** begin LISTED RECORDS **

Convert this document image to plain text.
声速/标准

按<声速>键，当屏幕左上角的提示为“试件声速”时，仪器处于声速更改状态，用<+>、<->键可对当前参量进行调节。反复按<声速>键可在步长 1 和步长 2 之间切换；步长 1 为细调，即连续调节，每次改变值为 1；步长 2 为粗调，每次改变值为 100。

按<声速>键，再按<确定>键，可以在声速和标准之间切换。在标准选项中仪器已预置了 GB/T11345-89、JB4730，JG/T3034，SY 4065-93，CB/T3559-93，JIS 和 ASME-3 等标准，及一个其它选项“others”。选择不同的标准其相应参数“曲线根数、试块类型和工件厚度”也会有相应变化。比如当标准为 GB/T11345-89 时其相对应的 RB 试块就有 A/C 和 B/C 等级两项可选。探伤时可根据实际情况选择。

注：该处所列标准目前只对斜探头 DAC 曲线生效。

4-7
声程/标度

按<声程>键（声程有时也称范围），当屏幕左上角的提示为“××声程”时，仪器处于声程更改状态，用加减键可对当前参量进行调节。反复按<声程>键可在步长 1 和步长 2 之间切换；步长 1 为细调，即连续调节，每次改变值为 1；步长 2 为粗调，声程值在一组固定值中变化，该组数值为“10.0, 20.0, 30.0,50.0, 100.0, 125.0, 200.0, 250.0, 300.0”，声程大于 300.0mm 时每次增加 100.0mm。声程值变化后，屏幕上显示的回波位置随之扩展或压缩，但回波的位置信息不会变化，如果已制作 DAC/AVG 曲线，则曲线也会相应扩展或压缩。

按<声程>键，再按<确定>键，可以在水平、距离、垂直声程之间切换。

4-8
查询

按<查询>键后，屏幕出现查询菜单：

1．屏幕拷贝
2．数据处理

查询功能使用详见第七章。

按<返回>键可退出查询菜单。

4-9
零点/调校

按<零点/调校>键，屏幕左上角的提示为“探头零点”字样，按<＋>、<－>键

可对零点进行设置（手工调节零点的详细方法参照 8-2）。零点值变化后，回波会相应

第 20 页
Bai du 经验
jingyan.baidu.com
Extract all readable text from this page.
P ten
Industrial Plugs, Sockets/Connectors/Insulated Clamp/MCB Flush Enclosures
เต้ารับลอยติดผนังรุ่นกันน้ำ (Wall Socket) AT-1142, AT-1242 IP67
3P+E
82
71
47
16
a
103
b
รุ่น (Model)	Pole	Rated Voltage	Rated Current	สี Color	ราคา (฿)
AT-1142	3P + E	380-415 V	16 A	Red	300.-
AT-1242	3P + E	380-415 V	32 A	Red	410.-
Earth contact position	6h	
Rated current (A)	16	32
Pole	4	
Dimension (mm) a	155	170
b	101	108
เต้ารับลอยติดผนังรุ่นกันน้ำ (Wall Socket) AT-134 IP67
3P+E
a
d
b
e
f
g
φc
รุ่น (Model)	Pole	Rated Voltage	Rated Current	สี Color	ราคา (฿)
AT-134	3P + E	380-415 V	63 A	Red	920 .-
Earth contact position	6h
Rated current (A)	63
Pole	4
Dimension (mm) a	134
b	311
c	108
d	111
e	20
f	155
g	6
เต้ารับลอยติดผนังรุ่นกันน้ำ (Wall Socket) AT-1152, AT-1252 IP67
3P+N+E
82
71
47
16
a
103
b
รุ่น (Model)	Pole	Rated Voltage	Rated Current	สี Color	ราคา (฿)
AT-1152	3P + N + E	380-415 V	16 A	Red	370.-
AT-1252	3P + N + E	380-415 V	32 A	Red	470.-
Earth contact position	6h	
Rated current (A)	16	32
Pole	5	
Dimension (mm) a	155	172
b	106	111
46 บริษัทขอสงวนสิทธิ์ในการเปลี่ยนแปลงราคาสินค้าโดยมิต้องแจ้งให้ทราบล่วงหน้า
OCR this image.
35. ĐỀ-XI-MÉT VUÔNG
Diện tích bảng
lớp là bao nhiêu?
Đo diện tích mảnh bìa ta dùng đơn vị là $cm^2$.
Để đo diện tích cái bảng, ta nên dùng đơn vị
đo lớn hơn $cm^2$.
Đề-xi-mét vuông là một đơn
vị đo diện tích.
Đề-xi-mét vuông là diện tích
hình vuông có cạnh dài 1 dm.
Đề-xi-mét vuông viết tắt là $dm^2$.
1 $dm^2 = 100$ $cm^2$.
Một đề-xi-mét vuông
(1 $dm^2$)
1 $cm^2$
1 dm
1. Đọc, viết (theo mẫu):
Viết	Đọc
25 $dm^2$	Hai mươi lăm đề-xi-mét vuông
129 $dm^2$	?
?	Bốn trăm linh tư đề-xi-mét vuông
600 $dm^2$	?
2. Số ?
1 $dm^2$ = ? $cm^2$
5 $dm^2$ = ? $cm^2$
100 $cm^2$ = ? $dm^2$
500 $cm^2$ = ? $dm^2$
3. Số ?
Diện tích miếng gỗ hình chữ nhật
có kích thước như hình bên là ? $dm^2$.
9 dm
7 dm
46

** end LISTED RECORDS **

SHORT PROBLEM - Scan the material above. Copy each line where "dùng" occurs.

RESPONSE -
Đo diện tích mảnh bìa ta dùng đơn vị là $cm^2$.
Để đo diện tích cái bảng, ta nên dùng đơn vị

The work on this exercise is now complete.